* _RECORDS SHOWN_:

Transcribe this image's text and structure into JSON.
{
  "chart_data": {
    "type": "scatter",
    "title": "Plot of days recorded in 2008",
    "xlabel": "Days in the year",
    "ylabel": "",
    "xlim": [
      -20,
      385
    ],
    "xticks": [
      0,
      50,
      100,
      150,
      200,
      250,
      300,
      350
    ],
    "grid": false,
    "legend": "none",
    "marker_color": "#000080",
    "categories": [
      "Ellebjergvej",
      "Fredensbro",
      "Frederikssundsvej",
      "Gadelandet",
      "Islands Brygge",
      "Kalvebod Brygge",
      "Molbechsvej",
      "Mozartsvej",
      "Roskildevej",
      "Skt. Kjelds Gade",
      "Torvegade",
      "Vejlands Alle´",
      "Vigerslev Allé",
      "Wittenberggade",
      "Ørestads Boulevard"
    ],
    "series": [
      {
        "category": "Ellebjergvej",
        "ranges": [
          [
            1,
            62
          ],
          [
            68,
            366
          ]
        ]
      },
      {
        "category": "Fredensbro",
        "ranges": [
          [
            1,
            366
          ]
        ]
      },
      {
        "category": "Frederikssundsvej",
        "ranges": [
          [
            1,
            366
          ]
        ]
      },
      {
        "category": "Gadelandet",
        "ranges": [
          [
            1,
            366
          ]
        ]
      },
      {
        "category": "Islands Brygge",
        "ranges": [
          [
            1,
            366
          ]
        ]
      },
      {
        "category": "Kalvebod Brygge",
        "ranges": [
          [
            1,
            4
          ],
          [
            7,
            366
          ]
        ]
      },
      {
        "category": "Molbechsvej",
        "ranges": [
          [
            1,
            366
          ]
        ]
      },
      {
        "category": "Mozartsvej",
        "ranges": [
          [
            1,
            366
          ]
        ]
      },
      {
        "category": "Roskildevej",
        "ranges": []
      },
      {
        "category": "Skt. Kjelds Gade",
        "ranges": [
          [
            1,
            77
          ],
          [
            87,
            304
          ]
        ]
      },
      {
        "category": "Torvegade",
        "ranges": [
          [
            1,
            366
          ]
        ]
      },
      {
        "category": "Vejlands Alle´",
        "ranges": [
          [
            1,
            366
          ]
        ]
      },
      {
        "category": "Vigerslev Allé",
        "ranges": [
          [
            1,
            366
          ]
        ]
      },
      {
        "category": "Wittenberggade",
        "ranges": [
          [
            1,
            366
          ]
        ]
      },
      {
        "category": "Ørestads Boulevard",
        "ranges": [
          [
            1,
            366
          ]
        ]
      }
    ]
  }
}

* _EXERCISE TASK_: Each line above must be reproduced exactly as it stands.

* _COMPLETE RESPONSE_:
Transcribe this image's text and structure into JSON.
{
  "chart_data": {
    "type": "scatter",
    "title": "Plot of days recorded in 2008",
    "xlabel": "Days in the year",
    "ylabel": "",
    "xlim": [
      -20,
      385
    ],
    "xticks": [
      0,
      50,
      100,
      150,
      200,
      250,
      300,
      350
    ],
    "grid": false,
    "legend": "none",
    "marker_color": "#000080",
    "categories": [
      "Ellebjergvej",
      "Fredensbro",
      "Frederikssundsvej",
      "Gadelandet",
      "Islands Brygge",
      "Kalvebod Brygge",
      "Molbechsvej",
      "Mozartsvej",
      "Roskildevej",
      "Skt. Kjelds Gade",
      "Torvegade",
      "Vejlands Alle´",
      "Vigerslev Allé",
      "Wittenberggade",
      "Ørestads Boulevard"
    ],
    "series": [
      {
        "category": "Ellebjergvej",
        "ranges": [
          [
            1,
            62
          ],
          [
            68,
            366
          ]
        ]
      },
      {
        "category": "Fredensbro",
        "ranges": [
          [
            1,
            366
          ]
        ]
      },
      {
        "category": "Frederikssundsvej",
        "ranges": [
          [
            1,
            366
          ]
        ]
      },
      {
        "category": "Gadelandet",
        "ranges": [
          [
            1,
            366
          ]
        ]
      },
      {
        "category": "Islands Brygge",
        "ranges": [
          [
            1,
            366
          ]
        ]
      },
      {
        "category": "Kalvebod Brygge",
        "ranges": [
          [
            1,
            4
          ],
          [
            7,
            366
          ]
        ]
      },
      {
        "category": "Molbechsvej",
        "ranges": [
          [
            1,
            366
          ]
        ]
      },
      {
        "category": "Mozartsvej",
        "ranges": [
          [
            1,
            366
          ]
        ]
      },
      {
        "category": "Roskildevej",
        "ranges": []
      },
      {
        "category": "Skt. Kjelds Gade",
        "ranges": [
          [
            1,
            77
          ],
          [
            87,
            304
          ]
        ]
      },
      {
        "category": "Torvegade",
        "ranges": [
          [
            1,
            366
          ]
        ]
      },
      {
        "category": "Vejlands Alle´",
        "ranges": [
          [
            1,
            366
          ]
        ]
      },
      {
        "category": "Vigerslev Allé",
        "ranges": [
          [
            1,
            366
          ]
        ]
      },
      {
        "category": "Wittenberggade",
        "ranges": [
          [
            1,
            366
          ]
        ]
      },
      {
        "category": "Ørestads Boulevard",
        "ranges": [
          [
            1,
            366
          ]
        ]
      }
    ]
  }
}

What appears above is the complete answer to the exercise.